:: RECORDED DATA ::
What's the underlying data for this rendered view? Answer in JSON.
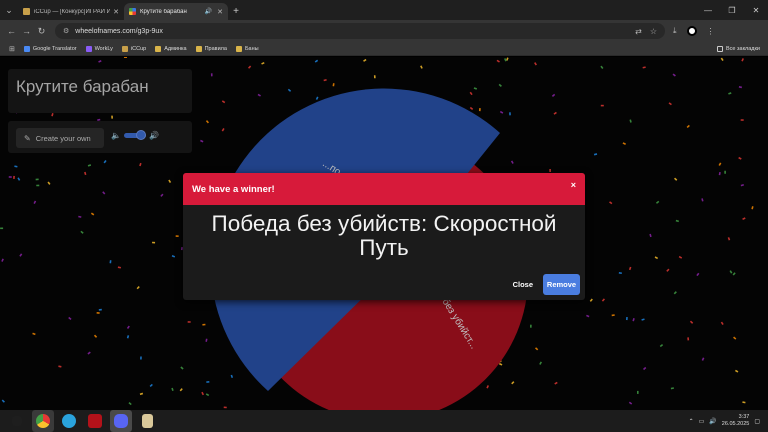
--
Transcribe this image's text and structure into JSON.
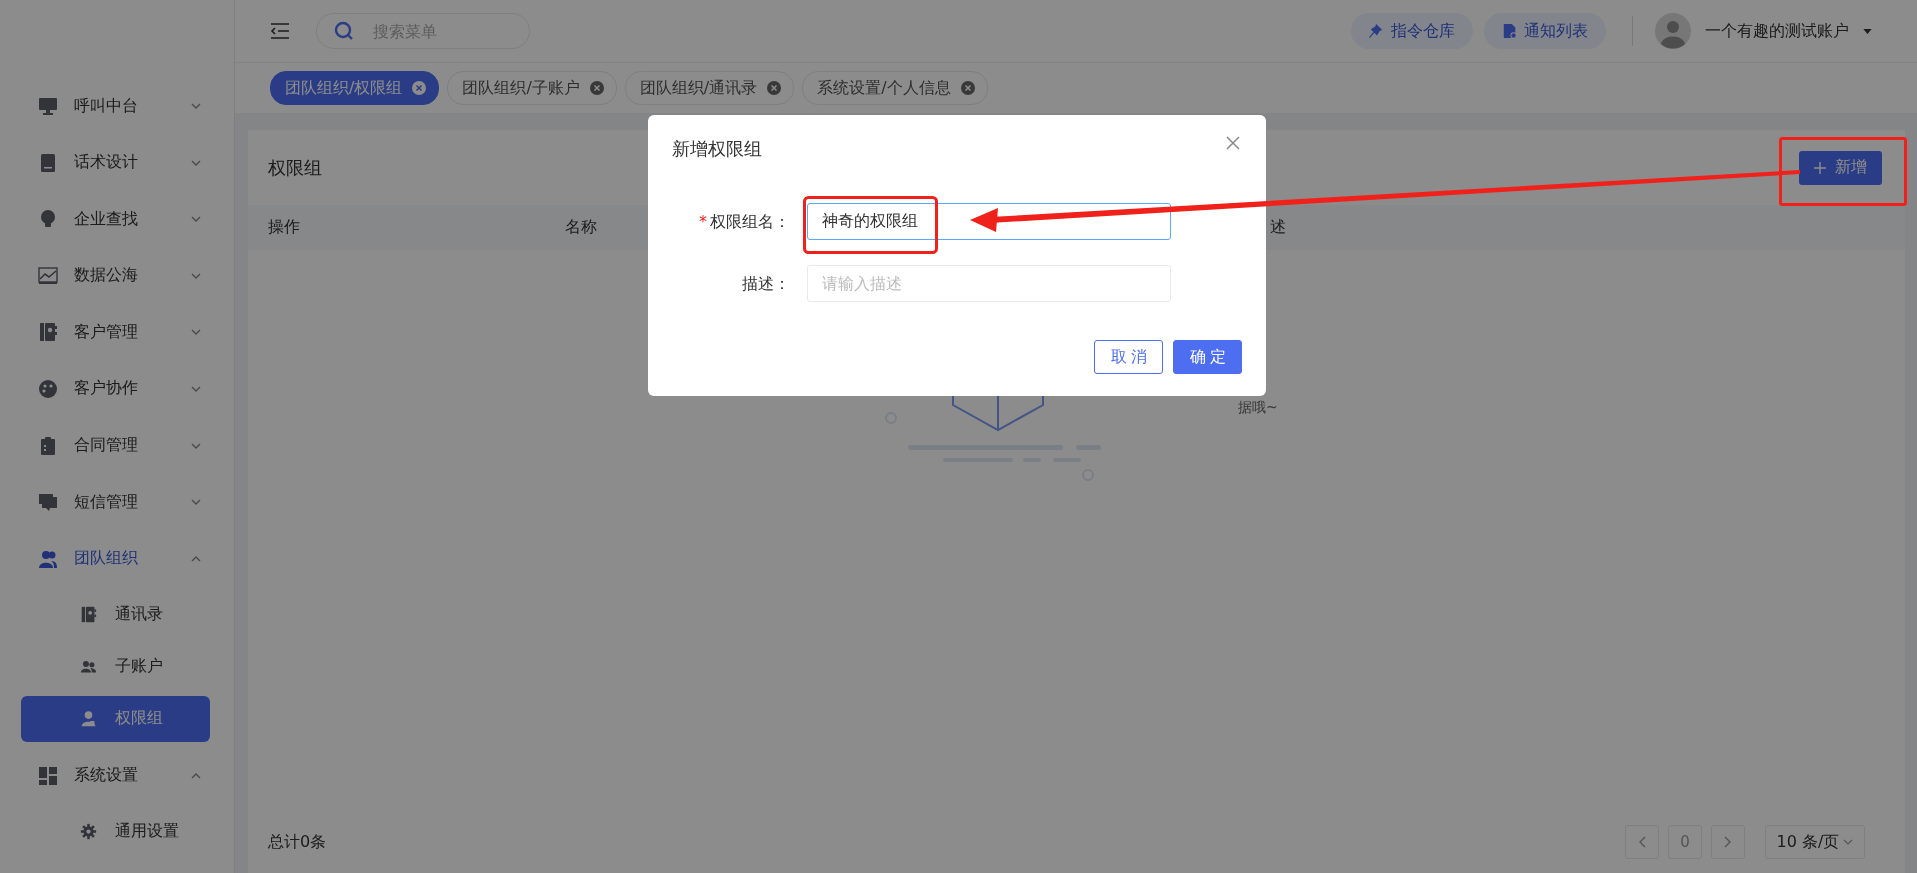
==
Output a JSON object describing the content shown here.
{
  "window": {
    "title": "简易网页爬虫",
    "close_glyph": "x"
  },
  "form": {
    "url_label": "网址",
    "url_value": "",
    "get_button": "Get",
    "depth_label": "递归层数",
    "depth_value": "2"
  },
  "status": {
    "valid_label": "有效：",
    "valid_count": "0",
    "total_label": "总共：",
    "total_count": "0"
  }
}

:: EXERCISE INSTRUCTIONS ::
For the string "this", count the lines of the entries above that include it; answer with the number only.

:: CORRECT RESPONSE ::
2